Data records
------------------------------------

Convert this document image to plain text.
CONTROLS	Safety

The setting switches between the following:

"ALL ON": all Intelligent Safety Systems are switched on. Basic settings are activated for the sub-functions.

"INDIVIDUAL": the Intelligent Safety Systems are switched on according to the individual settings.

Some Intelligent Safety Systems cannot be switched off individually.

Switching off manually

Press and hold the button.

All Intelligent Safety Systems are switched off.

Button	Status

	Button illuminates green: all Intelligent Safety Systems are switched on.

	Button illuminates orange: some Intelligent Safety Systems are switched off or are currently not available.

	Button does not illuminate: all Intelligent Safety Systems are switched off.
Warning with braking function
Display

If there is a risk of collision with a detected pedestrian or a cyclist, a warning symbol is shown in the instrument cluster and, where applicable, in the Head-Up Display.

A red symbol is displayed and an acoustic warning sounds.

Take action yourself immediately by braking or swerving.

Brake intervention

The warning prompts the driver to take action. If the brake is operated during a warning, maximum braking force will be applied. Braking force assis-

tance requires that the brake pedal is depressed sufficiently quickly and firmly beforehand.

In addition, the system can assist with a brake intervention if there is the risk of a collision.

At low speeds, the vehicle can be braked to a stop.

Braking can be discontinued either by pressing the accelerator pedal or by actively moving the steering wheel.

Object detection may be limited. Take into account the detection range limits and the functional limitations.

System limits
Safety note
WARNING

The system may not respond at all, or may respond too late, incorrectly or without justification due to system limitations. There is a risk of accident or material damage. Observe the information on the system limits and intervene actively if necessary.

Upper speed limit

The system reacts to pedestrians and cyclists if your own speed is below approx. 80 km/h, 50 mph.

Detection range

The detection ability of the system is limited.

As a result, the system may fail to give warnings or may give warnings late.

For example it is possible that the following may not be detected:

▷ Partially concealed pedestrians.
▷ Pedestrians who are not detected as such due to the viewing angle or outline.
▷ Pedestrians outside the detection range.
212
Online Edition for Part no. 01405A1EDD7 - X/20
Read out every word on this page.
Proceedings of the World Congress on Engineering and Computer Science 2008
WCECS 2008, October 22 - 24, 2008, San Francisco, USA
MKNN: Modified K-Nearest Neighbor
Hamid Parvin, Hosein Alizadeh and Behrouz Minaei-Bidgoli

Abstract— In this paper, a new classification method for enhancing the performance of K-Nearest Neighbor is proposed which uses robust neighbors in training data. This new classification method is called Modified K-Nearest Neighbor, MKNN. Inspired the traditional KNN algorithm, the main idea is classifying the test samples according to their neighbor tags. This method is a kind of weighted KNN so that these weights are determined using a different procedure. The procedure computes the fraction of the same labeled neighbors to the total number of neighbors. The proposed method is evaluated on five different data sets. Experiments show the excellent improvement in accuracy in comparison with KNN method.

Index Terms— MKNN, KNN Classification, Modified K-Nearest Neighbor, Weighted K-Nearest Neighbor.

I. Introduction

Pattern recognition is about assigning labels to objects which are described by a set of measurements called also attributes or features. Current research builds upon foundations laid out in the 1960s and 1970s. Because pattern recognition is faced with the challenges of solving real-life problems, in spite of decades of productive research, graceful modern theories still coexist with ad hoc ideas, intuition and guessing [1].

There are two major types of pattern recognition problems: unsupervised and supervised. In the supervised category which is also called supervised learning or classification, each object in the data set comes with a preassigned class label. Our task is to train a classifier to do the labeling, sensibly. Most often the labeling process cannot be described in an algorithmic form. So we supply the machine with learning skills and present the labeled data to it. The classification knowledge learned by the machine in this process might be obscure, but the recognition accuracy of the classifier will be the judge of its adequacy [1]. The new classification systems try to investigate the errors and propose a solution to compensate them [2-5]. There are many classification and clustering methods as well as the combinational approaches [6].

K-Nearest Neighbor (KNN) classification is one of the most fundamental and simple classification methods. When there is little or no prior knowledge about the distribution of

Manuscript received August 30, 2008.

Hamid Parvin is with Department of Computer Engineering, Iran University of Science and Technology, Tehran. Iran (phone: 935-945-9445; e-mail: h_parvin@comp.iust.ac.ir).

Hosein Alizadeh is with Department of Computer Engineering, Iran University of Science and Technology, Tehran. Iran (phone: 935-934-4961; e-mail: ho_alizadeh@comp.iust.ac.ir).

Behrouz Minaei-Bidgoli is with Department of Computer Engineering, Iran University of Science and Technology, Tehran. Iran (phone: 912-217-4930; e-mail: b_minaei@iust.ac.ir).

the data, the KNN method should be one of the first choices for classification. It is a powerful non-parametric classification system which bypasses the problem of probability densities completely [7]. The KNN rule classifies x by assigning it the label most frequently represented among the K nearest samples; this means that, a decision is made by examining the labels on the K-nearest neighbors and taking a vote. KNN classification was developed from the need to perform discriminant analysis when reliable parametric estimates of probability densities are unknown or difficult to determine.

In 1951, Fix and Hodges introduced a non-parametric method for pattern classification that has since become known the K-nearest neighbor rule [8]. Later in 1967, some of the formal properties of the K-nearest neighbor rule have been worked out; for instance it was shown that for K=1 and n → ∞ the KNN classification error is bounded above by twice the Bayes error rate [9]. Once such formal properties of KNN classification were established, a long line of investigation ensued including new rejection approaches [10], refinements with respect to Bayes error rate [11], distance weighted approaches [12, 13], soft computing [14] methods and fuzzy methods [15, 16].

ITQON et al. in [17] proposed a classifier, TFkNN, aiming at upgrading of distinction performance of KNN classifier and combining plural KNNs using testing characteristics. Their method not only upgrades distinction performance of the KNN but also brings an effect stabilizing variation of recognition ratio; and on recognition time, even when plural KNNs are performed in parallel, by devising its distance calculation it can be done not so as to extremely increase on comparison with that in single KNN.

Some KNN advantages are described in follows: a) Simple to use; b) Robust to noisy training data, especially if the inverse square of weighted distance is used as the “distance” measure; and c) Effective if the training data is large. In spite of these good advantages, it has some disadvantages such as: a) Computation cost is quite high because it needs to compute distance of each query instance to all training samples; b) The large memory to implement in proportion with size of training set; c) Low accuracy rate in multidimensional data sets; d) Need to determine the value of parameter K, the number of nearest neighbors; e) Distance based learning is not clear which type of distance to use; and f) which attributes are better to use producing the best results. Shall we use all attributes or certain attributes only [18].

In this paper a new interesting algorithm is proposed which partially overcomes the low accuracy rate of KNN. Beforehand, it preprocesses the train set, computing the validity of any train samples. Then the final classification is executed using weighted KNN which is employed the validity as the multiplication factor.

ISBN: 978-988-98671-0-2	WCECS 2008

------------------------------------

| Goal |
Say how many lines in the records hold "Department", with the number as the whole reply.

| Answer to this task |
3